╭──

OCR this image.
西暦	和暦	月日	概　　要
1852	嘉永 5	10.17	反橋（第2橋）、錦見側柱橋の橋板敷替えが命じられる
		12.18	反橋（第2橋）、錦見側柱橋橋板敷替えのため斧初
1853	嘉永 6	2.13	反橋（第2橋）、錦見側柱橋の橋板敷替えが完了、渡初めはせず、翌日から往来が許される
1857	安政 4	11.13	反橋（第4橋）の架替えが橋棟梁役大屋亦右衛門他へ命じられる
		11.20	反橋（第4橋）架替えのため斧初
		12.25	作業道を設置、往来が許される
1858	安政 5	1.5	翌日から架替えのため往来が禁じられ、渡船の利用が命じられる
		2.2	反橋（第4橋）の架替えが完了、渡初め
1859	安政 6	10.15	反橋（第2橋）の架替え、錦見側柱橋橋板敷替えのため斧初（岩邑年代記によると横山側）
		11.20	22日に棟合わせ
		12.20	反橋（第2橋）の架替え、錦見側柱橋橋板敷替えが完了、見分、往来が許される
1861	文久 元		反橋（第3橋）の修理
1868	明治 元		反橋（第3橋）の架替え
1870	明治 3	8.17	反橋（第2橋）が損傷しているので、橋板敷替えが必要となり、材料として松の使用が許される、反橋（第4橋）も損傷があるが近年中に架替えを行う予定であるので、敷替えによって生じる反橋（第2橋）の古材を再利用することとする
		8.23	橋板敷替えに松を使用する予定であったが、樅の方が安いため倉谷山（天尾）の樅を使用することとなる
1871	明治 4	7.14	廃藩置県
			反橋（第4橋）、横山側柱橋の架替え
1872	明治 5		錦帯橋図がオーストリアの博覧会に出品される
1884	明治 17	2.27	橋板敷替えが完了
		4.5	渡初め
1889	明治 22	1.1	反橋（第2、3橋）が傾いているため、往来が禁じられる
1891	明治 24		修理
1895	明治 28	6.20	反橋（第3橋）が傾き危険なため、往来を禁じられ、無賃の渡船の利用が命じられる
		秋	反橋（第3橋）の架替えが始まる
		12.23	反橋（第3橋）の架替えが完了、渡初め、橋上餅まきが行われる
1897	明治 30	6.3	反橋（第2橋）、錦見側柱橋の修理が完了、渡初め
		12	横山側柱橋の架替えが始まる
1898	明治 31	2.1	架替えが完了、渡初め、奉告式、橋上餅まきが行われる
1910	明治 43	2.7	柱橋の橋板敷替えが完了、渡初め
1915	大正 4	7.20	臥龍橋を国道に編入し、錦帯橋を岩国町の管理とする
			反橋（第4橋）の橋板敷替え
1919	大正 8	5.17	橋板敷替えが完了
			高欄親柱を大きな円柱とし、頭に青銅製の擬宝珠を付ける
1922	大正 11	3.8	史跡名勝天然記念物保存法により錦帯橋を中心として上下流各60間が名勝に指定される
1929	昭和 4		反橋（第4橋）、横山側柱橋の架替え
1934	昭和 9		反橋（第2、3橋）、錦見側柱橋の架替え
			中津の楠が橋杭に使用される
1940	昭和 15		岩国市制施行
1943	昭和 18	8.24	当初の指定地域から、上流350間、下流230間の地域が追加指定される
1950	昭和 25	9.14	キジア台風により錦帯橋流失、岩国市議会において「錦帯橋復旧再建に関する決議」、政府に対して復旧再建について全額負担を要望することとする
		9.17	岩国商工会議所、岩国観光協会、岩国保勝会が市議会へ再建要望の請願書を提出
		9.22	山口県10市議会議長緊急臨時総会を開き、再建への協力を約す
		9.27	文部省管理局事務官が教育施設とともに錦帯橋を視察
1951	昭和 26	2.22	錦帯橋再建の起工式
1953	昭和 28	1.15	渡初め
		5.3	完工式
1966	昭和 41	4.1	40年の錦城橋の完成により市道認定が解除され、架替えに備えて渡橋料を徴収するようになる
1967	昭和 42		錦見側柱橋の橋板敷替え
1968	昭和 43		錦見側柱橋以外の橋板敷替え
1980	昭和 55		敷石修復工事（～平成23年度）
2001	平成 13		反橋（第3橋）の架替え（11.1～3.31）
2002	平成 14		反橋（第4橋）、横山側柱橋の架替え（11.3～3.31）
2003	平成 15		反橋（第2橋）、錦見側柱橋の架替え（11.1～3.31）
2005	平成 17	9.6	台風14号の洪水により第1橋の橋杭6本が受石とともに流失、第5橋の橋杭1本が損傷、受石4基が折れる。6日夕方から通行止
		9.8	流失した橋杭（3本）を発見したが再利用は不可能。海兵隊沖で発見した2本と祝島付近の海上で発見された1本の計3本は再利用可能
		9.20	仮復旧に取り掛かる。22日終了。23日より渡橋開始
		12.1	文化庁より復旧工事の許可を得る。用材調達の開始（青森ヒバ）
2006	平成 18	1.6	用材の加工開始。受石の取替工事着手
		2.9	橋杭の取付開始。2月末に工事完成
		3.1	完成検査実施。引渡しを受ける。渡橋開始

╰──

| SHORT TASK |
Extract all lines containing the word "錦見側柱橋橋板敷替えのため斧初".

| ANSWER TO THIS EXERCISE |
		12.18	反橋（第2橋）、錦見側柱橋橋板敷替えのため斧初
1859	安政 6	10.15	反橋（第2橋）の架替え、錦見側柱橋橋板敷替えのため斧初（岩邑年代記によると横山側）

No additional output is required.